** Listed records **
'''
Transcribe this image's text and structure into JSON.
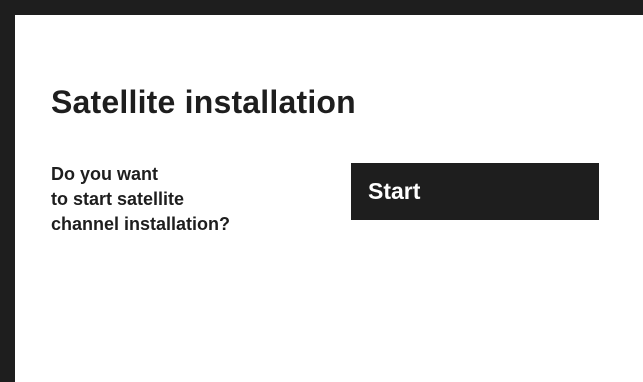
{
  "dialog": {
    "title": "Satellite installation",
    "question_lines": [
      "Do you want",
      "to start satellite",
      "channel installation?"
    ],
    "start_label": "Start"
  },
  "colors": {
    "background": "#ffffff",
    "frame": "#1e1e1e",
    "text": "#1e1e1e",
    "button_bg": "#1e1e1e",
    "button_text": "#ffffff"
  }
}
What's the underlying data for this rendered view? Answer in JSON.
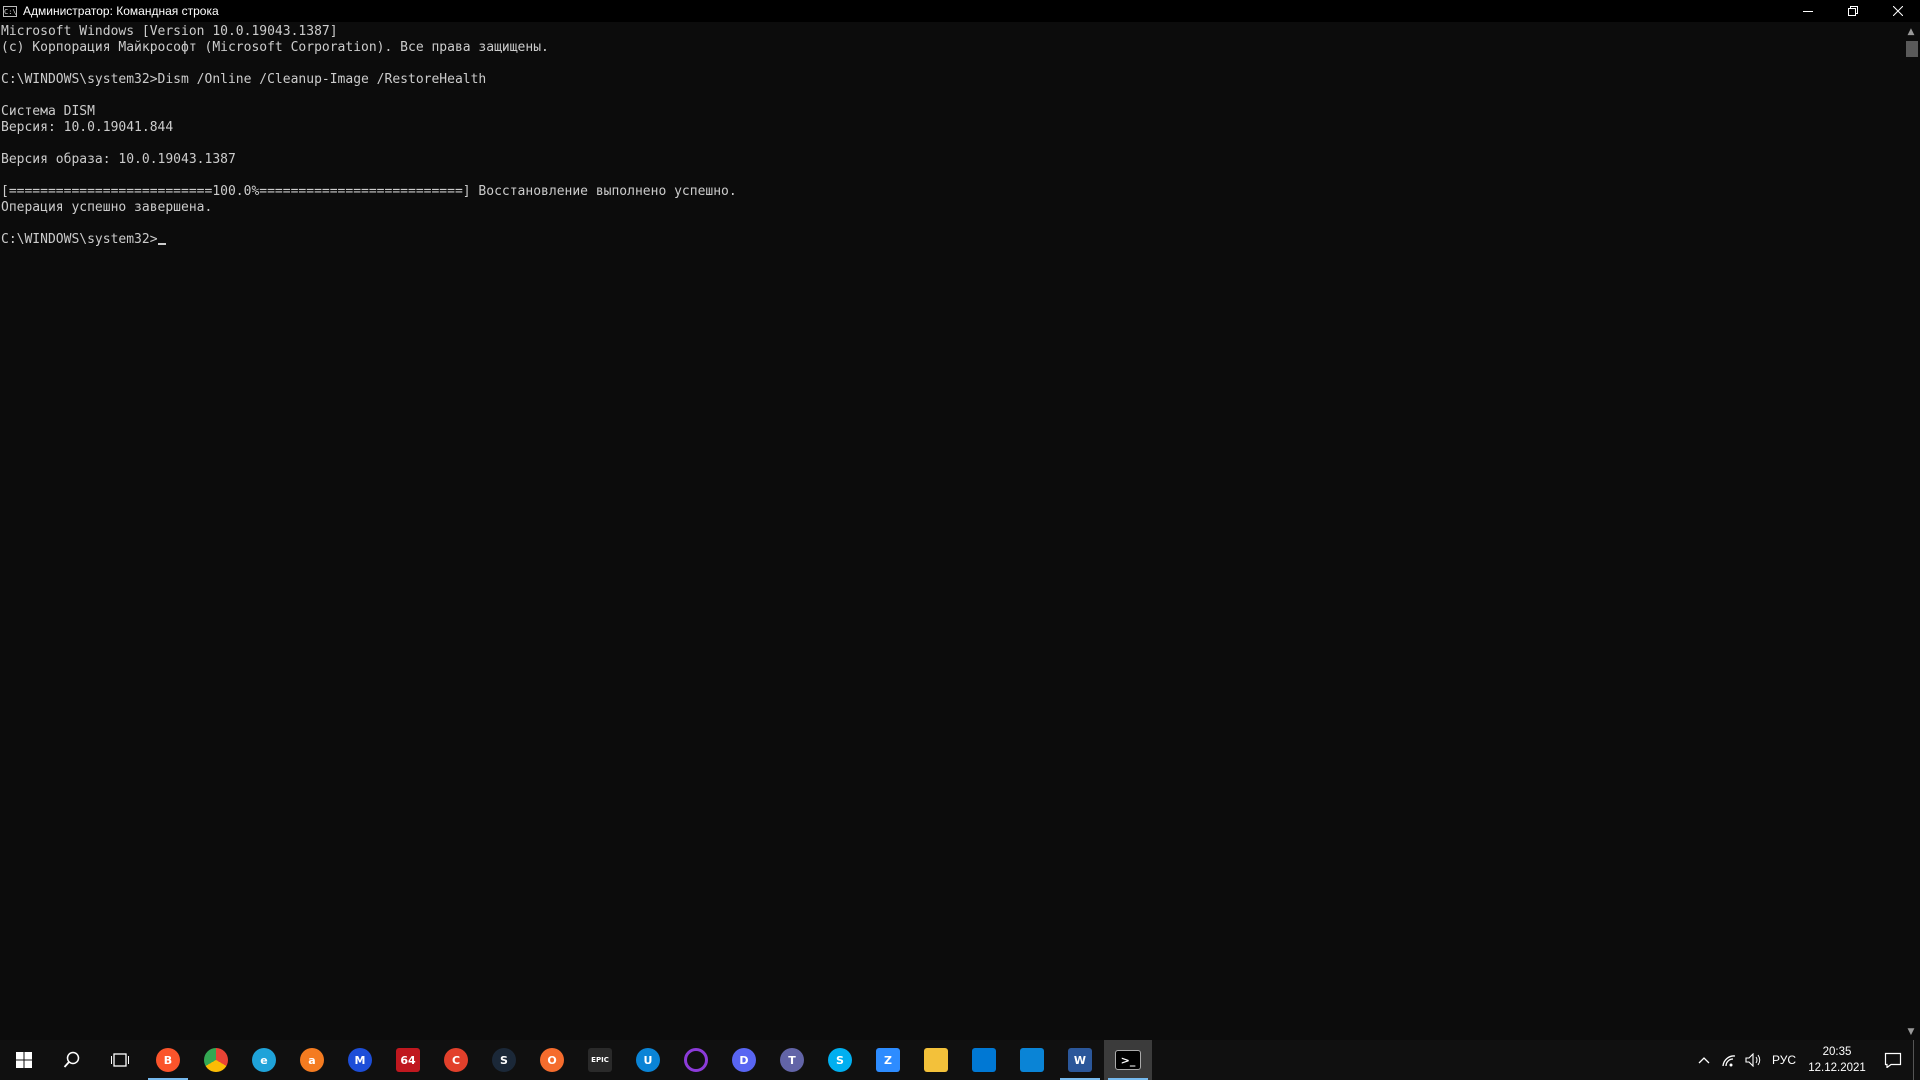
'''
Transcribe the material exactly, and leave out whatever pictures it holds.

** Solved problem **
Transcribe this image's text and structure into JSON.
{
  "dialog": {
    "title": "Satellite installation",
    "question_lines": [
      "Do you want",
      "to start satellite",
      "channel installation?"
    ],
    "start_label": "Start"
  },
  "colors": {
    "background": "#ffffff",
    "frame": "#1e1e1e",
    "text": "#1e1e1e",
    "button_bg": "#1e1e1e",
    "button_text": "#ffffff"
  }
}
What's the underlying data for this rendered view? Answer in JSON.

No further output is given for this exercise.